What to produce — Extract all lines that hold the string "legend".

'''

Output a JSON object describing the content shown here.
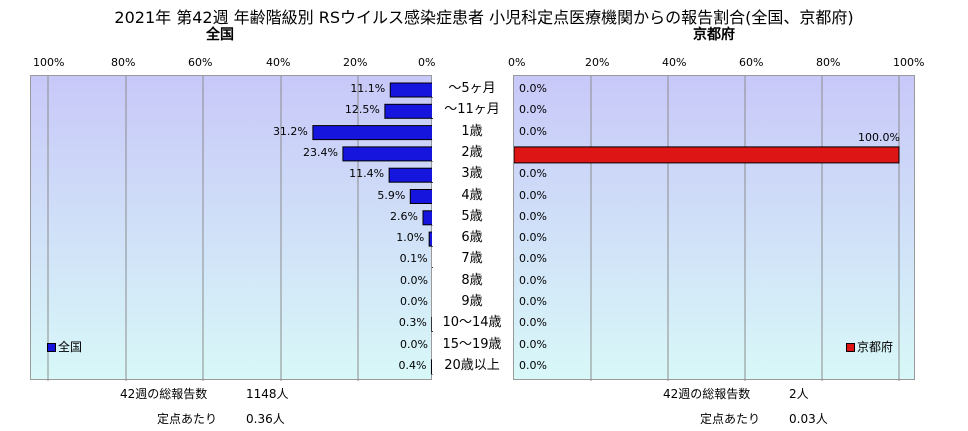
{
  "title": "2021年 第42週 年齢階級別 RSウイルス感染症患者 小児科定点医療機関からの報告割合(全国、京都府)",
  "colors": {
    "national": "#1515dd",
    "kyoto": "#dd1515",
    "grid": "#8c8c8c",
    "bg_top": "#c8c8f8",
    "bg_bottom": "#d8f8f8"
  },
  "chart_data": [
    {
      "type": "bar",
      "orientation": "horizontal",
      "subtitle": "全国",
      "categories": [
        "～5ヶ月",
        "～11ヶ月",
        "1歳",
        "2歳",
        "3歳",
        "4歳",
        "5歳",
        "6歳",
        "7歳",
        "8歳",
        "9歳",
        "10～14歳",
        "15～19歳",
        "20歳以上"
      ],
      "series": [
        {
          "name": "全国",
          "values": [
            11.1,
            12.5,
            31.2,
            23.4,
            11.4,
            5.9,
            2.6,
            1.0,
            0.1,
            0.0,
            0.0,
            0.3,
            0.0,
            0.4
          ]
        }
      ],
      "value_labels": [
        "11.1%",
        "12.5%",
        "31.2%",
        "23.4%",
        "11.4%",
        "5.9%",
        "2.6%",
        "1.0%",
        "0.1%",
        "0.0%",
        "0.0%",
        "0.3%",
        "0.0%",
        "0.4%"
      ],
      "xlim": [
        0,
        100
      ],
      "x_reversed": true,
      "xticks": [
        "100%",
        "80%",
        "60%",
        "40%",
        "20%",
        "0%"
      ],
      "grid": true,
      "legend": "bottom-left"
    },
    {
      "type": "bar",
      "orientation": "horizontal",
      "subtitle": "京都府",
      "categories": [
        "～5ヶ月",
        "～11ヶ月",
        "1歳",
        "2歳",
        "3歳",
        "4歳",
        "5歳",
        "6歳",
        "7歳",
        "8歳",
        "9歳",
        "10～14歳",
        "15～19歳",
        "20歳以上"
      ],
      "series": [
        {
          "name": "京都府",
          "values": [
            0.0,
            0.0,
            0.0,
            100.0,
            0.0,
            0.0,
            0.0,
            0.0,
            0.0,
            0.0,
            0.0,
            0.0,
            0.0,
            0.0
          ]
        }
      ],
      "value_labels": [
        "0.0%",
        "0.0%",
        "0.0%",
        "100.0%",
        "0.0%",
        "0.0%",
        "0.0%",
        "0.0%",
        "0.0%",
        "0.0%",
        "0.0%",
        "0.0%",
        "0.0%",
        "0.0%"
      ],
      "xlim": [
        0,
        100
      ],
      "xticks": [
        "0%",
        "20%",
        "40%",
        "60%",
        "80%",
        "100%"
      ],
      "grid": true,
      "legend": "bottom-right"
    }
  ],
  "footer": {
    "national": {
      "total_label": "42週の総報告数",
      "total_value": "1148人",
      "per_label": "定点あたり",
      "per_value": "0.36人"
    },
    "kyoto": {
      "total_label": "42週の総報告数",
      "total_value": "2人",
      "per_label": "定点あたり",
      "per_value": "0.03人"
    }
  }
}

'''

Complete answer —
      "legend": "bottom-left"
      "legend": "bottom-right"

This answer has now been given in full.